TASK DESCRIPTION →
Copy the entries word for word, starting at the very first line and ending with the line that contains "ev-dim-0-5: 0.5 (60, 408, 74, 430)", including that line.

Spatial annotation entries:

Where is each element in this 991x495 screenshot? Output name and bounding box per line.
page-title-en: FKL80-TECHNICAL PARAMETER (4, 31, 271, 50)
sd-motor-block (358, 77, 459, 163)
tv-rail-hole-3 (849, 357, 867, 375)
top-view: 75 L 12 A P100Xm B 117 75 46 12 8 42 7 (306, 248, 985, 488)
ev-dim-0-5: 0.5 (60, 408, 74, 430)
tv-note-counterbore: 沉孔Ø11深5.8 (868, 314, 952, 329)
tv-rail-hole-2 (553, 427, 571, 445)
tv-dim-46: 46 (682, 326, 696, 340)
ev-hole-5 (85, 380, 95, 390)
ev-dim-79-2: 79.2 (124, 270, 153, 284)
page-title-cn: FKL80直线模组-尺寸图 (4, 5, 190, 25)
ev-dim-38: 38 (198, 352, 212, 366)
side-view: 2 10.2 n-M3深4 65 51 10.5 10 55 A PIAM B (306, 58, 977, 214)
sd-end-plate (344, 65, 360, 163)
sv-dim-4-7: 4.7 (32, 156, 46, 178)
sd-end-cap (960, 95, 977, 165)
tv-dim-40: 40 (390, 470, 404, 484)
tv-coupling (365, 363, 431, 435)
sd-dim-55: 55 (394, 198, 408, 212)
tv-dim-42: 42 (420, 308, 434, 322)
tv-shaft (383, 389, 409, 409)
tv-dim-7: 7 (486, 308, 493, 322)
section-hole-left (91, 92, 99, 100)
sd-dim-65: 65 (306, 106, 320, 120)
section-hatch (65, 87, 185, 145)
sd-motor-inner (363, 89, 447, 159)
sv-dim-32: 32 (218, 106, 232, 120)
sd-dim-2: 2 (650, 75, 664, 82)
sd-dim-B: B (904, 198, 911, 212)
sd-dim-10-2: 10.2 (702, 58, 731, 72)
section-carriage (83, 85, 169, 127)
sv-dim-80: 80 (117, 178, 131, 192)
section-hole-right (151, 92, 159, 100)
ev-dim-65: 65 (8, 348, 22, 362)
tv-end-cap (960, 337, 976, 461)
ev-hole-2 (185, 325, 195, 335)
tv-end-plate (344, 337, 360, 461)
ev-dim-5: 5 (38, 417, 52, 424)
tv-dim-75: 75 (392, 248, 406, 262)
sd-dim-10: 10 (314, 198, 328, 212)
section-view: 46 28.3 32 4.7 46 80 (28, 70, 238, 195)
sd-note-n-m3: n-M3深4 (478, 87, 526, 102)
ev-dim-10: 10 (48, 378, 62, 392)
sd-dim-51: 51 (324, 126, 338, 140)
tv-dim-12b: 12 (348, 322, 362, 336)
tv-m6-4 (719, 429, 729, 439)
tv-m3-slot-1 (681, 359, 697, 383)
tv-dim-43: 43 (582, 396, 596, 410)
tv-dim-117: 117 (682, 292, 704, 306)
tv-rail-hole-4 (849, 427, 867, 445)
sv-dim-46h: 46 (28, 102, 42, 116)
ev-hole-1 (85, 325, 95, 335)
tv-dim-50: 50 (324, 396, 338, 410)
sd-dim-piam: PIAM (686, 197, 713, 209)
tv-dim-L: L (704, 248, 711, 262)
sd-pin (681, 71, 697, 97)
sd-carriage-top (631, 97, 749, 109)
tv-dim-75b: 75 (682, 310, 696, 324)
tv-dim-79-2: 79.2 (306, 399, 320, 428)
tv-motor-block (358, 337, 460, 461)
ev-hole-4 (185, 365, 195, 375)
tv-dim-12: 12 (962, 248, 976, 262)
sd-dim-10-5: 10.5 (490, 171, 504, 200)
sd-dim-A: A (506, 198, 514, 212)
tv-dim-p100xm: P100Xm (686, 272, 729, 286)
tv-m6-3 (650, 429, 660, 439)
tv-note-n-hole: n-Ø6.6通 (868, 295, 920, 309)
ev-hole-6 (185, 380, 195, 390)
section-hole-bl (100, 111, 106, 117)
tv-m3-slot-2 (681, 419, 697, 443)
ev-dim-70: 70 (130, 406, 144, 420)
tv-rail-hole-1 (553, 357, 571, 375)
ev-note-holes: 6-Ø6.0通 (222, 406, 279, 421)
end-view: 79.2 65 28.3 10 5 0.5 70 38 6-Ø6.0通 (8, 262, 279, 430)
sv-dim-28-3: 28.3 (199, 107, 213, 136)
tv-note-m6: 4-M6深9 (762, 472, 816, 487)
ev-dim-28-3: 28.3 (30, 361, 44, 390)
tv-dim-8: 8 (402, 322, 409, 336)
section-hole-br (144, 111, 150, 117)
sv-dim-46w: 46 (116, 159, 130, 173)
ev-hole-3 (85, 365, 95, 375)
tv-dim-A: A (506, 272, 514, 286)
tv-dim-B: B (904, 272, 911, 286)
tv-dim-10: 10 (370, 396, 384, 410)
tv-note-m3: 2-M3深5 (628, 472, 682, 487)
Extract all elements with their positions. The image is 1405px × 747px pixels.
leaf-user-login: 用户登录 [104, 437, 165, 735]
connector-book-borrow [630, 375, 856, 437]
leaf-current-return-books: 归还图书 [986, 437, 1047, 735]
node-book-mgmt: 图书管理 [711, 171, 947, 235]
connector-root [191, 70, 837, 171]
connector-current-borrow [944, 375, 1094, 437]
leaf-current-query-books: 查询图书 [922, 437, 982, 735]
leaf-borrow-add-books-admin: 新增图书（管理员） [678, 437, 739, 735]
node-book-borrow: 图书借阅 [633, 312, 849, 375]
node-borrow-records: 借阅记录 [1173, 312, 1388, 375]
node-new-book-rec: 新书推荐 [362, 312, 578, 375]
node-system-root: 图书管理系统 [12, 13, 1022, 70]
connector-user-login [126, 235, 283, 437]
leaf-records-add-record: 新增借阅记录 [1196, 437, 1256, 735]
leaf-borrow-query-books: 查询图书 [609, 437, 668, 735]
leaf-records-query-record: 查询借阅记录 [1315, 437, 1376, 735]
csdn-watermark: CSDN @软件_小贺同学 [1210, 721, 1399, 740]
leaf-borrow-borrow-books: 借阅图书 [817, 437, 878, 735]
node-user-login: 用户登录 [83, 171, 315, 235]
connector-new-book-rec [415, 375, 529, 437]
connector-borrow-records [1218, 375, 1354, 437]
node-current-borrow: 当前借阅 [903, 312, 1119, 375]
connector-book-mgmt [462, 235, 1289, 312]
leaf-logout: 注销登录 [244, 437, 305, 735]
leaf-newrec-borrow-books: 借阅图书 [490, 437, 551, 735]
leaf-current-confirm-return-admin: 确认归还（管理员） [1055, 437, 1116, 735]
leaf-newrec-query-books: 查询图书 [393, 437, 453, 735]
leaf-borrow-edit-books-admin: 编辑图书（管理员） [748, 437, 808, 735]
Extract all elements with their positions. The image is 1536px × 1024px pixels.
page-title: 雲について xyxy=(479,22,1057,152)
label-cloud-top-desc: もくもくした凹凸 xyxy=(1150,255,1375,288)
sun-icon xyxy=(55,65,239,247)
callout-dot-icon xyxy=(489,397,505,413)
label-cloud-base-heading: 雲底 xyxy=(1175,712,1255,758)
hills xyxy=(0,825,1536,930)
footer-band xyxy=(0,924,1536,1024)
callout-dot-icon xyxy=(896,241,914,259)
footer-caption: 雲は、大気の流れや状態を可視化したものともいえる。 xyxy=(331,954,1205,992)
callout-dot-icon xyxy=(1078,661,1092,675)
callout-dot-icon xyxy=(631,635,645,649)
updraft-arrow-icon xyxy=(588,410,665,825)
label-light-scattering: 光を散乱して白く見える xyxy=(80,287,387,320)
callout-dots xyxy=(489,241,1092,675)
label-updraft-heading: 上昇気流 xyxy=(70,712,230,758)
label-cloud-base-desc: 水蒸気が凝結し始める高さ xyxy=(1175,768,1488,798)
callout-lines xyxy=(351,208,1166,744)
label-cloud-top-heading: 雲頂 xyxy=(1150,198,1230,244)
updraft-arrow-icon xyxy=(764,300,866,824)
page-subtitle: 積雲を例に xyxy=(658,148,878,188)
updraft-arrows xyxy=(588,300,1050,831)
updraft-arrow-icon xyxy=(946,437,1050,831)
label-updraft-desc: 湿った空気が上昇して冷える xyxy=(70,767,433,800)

OUTPUT FOR THIS EXERCISE →
Where is each element in this 991x495 screenshot? Output name and bounding box per line.
page-title-en: FKL80-TECHNICAL PARAMETER (4, 31, 271, 50)
sd-motor-block (358, 77, 459, 163)
tv-rail-hole-3 (849, 357, 867, 375)
top-view: 75 L 12 A P100Xm B 117 75 46 12 8 42 7 (306, 248, 985, 488)
ev-dim-0-5: 0.5 (60, 408, 74, 430)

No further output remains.